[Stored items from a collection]
BEGIN
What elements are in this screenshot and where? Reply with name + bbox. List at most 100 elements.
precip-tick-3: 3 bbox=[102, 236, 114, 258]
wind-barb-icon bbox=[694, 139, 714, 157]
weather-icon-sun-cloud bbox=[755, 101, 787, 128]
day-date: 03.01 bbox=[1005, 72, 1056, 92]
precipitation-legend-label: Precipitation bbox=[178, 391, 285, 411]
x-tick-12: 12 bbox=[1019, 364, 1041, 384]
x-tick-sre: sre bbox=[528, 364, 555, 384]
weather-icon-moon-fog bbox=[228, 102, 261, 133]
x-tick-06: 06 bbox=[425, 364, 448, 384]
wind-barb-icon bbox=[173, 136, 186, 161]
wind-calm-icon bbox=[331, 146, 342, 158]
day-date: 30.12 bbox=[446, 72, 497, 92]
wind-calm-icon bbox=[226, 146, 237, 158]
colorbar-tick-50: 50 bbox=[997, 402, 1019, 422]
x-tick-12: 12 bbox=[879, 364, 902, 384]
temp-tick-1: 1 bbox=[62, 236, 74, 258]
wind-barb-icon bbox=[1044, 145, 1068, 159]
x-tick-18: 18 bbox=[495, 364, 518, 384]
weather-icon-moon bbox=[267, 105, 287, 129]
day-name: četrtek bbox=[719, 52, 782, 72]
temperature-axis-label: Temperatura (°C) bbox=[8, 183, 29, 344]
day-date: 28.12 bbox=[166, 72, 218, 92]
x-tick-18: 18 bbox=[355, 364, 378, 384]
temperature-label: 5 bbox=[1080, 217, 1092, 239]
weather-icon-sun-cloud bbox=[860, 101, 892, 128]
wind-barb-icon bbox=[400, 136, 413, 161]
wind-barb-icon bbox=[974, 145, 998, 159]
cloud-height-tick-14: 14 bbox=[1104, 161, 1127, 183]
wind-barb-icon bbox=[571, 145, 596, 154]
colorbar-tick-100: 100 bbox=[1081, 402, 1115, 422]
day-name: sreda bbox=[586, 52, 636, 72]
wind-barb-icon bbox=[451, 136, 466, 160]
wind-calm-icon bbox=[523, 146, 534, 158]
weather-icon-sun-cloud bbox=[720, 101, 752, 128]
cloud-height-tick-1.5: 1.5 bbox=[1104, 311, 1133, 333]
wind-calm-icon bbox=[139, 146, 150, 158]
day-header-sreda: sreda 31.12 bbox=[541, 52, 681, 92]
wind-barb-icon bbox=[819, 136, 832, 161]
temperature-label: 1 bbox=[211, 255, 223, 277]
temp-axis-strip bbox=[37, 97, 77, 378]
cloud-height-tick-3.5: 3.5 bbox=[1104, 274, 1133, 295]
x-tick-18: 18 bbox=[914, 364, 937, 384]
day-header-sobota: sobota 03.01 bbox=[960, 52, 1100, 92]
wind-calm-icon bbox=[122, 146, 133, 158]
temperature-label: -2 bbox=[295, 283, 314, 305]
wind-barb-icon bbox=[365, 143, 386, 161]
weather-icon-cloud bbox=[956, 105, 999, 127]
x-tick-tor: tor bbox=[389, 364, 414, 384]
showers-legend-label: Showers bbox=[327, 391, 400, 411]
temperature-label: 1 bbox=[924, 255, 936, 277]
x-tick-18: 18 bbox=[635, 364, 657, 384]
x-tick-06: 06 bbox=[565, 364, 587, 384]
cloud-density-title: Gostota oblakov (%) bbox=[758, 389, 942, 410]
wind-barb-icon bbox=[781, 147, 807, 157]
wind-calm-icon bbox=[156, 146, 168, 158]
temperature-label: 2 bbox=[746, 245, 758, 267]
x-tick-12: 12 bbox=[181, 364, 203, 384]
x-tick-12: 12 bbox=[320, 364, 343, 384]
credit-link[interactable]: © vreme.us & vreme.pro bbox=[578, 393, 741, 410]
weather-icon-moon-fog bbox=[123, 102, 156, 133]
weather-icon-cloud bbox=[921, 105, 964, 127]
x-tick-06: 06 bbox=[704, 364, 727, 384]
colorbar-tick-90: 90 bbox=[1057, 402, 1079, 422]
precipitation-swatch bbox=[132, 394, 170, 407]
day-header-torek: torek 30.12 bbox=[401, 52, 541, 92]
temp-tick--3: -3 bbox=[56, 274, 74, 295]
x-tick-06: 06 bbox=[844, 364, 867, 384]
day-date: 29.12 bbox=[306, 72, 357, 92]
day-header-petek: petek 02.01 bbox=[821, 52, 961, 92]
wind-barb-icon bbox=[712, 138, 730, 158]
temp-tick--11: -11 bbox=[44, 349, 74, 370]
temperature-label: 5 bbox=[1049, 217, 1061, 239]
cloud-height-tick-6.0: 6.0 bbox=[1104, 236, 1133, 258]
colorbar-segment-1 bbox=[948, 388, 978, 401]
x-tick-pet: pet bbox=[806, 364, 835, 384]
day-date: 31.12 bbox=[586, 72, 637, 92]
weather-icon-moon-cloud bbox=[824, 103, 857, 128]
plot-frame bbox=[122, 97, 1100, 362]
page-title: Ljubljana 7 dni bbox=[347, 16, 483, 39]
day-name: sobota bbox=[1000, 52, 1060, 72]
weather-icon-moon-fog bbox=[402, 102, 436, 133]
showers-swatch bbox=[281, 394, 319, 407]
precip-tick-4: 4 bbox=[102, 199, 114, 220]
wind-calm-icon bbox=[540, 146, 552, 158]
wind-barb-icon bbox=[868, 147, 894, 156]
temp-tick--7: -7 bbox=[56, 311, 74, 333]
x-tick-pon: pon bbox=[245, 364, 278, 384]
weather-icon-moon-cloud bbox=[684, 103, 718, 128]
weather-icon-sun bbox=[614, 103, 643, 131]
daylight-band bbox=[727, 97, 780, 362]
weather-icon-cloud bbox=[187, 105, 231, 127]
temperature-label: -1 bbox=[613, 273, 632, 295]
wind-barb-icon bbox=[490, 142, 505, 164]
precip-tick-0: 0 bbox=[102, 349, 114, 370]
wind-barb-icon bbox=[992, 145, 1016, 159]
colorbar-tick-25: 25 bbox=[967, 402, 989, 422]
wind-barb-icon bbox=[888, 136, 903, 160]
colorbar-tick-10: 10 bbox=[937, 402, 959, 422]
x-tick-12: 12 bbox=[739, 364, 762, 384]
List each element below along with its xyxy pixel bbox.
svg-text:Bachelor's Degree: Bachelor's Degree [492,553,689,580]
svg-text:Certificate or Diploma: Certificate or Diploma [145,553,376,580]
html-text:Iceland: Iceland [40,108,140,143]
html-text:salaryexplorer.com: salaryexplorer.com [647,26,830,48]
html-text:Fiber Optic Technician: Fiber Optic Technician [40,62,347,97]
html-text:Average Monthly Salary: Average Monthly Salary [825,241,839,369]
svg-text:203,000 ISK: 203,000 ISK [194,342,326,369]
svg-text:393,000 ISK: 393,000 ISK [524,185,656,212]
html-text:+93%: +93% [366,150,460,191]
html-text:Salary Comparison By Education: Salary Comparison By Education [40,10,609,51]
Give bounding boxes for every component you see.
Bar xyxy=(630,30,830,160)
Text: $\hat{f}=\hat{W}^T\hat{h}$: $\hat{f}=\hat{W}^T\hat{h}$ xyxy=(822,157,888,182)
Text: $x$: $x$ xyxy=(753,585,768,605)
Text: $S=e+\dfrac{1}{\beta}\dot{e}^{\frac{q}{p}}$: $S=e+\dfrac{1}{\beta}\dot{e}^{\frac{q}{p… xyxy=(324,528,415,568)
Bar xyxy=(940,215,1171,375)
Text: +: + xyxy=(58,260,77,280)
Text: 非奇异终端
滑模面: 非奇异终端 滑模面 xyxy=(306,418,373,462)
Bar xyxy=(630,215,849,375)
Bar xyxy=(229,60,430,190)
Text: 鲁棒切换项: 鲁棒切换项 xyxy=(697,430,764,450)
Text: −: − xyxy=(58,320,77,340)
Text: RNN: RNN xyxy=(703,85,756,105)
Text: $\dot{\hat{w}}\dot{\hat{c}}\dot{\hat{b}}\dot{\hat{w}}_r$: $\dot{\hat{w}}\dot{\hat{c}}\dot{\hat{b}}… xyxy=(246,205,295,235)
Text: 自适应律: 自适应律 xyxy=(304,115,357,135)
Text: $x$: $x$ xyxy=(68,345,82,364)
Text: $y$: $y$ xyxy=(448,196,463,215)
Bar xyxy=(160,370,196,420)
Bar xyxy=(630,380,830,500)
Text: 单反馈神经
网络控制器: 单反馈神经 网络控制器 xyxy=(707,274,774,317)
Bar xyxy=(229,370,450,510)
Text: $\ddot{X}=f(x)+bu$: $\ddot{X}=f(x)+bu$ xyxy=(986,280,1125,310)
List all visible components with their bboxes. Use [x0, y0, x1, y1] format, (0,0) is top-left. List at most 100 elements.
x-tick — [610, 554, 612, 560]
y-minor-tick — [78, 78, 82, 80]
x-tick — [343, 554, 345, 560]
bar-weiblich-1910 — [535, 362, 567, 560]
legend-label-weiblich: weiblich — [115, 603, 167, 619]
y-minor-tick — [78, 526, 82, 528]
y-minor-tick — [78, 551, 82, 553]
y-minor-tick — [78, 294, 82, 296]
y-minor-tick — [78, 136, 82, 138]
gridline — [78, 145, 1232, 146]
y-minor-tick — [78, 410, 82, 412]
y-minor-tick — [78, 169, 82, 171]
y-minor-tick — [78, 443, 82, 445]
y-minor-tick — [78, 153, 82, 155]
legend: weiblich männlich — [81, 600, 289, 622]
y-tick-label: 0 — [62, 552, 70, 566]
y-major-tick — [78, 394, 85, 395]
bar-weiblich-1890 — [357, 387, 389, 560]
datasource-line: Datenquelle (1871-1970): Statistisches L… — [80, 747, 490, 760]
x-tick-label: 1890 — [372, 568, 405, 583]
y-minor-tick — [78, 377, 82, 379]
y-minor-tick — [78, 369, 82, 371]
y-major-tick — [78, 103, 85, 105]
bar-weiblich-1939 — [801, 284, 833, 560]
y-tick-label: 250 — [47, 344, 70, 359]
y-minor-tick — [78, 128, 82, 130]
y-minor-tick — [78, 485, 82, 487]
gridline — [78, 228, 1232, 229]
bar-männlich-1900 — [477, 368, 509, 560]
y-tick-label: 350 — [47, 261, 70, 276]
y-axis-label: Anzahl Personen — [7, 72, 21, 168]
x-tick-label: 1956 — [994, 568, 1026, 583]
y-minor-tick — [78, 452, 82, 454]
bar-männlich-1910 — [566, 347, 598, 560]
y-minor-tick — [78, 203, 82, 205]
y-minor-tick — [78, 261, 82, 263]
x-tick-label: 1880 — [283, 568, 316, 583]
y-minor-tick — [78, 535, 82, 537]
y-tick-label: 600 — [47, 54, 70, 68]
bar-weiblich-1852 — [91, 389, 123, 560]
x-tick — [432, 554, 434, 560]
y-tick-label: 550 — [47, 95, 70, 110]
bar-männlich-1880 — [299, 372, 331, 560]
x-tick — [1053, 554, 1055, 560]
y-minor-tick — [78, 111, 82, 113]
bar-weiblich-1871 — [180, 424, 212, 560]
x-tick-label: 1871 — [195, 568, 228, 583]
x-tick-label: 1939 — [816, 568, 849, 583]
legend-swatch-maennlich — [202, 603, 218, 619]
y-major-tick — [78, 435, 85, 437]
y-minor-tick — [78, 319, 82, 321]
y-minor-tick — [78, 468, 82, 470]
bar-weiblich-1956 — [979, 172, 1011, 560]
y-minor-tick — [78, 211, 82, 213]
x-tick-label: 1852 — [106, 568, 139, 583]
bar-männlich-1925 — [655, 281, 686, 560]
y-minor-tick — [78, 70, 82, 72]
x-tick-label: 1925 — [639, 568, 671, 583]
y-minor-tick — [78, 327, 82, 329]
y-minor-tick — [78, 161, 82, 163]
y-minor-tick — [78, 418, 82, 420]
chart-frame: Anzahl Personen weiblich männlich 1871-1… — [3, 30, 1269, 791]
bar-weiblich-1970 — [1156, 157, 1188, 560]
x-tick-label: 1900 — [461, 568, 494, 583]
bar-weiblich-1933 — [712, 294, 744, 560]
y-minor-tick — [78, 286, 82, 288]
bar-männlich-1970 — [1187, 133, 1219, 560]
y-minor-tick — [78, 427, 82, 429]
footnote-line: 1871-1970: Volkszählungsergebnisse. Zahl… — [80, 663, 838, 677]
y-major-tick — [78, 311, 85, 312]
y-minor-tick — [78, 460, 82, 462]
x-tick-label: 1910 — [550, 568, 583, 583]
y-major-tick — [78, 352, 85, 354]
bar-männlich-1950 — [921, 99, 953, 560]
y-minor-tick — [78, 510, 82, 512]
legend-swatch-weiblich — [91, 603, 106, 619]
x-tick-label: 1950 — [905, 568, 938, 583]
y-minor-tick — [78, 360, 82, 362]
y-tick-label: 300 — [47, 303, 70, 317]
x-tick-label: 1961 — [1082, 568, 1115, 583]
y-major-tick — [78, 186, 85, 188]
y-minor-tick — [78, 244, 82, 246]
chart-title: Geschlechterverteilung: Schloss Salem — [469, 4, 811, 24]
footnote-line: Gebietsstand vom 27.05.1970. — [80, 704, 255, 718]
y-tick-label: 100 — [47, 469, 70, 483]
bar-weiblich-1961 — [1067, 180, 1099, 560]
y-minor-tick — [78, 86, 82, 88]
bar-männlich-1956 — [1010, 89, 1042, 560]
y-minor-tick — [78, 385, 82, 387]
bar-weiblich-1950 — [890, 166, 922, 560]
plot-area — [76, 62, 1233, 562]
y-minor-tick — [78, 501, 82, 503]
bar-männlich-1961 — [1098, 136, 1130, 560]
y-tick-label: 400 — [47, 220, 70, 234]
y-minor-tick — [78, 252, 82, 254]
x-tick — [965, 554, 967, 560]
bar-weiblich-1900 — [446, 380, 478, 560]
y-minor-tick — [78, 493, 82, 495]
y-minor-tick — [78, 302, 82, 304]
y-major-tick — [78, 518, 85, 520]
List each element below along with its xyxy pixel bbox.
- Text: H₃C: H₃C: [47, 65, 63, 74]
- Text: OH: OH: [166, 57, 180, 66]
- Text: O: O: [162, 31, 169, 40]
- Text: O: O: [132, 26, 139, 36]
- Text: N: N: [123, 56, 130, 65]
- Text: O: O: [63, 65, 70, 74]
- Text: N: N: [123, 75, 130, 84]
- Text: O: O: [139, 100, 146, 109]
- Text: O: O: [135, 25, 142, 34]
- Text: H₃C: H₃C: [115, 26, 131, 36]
END
What the task asks:
Reproduce the lines of the records word for word, starting from the first line and continuing through the line that contains "wind-calm-icon bbox=[139, 146, 150, 158]", including that line.

Final result:
What elements are in this screenshot and where? Reply with name + bbox. List at most 100 elements.
precip-tick-3: 3 bbox=[102, 236, 114, 258]
wind-barb-icon bbox=[694, 139, 714, 157]
weather-icon-sun-cloud bbox=[755, 101, 787, 128]
day-date: 03.01 bbox=[1005, 72, 1056, 92]
precipitation-legend-label: Precipitation bbox=[178, 391, 285, 411]
x-tick-12: 12 bbox=[1019, 364, 1041, 384]
x-tick-sre: sre bbox=[528, 364, 555, 384]
weather-icon-moon-fog bbox=[228, 102, 261, 133]
x-tick-06: 06 bbox=[425, 364, 448, 384]
wind-barb-icon bbox=[173, 136, 186, 161]
wind-calm-icon bbox=[331, 146, 342, 158]
day-date: 30.12 bbox=[446, 72, 497, 92]
wind-calm-icon bbox=[226, 146, 237, 158]
colorbar-tick-50: 50 bbox=[997, 402, 1019, 422]
x-tick-12: 12 bbox=[879, 364, 902, 384]
temp-tick-1: 1 bbox=[62, 236, 74, 258]
wind-barb-icon bbox=[1044, 145, 1068, 159]
x-tick-18: 18 bbox=[495, 364, 518, 384]
weather-icon-moon bbox=[267, 105, 287, 129]
day-name: četrtek bbox=[719, 52, 782, 72]
temperature-axis-label: Temperatura (°C) bbox=[8, 183, 29, 344]
day-date: 28.12 bbox=[166, 72, 218, 92]
x-tick-18: 18 bbox=[355, 364, 378, 384]
temperature-label: 5 bbox=[1080, 217, 1092, 239]
weather-icon-sun-cloud bbox=[860, 101, 892, 128]
wind-barb-icon bbox=[400, 136, 413, 161]
wind-barb-icon bbox=[974, 145, 998, 159]
cloud-height-tick-14: 14 bbox=[1104, 161, 1127, 183]
wind-barb-icon bbox=[571, 145, 596, 154]
colorbar-tick-100: 100 bbox=[1081, 402, 1115, 422]
day-name: sreda bbox=[586, 52, 636, 72]
wind-barb-icon bbox=[451, 136, 466, 160]
wind-calm-icon bbox=[523, 146, 534, 158]
weather-icon-sun-cloud bbox=[720, 101, 752, 128]
cloud-height-tick-1.5: 1.5 bbox=[1104, 311, 1133, 333]
wind-calm-icon bbox=[139, 146, 150, 158]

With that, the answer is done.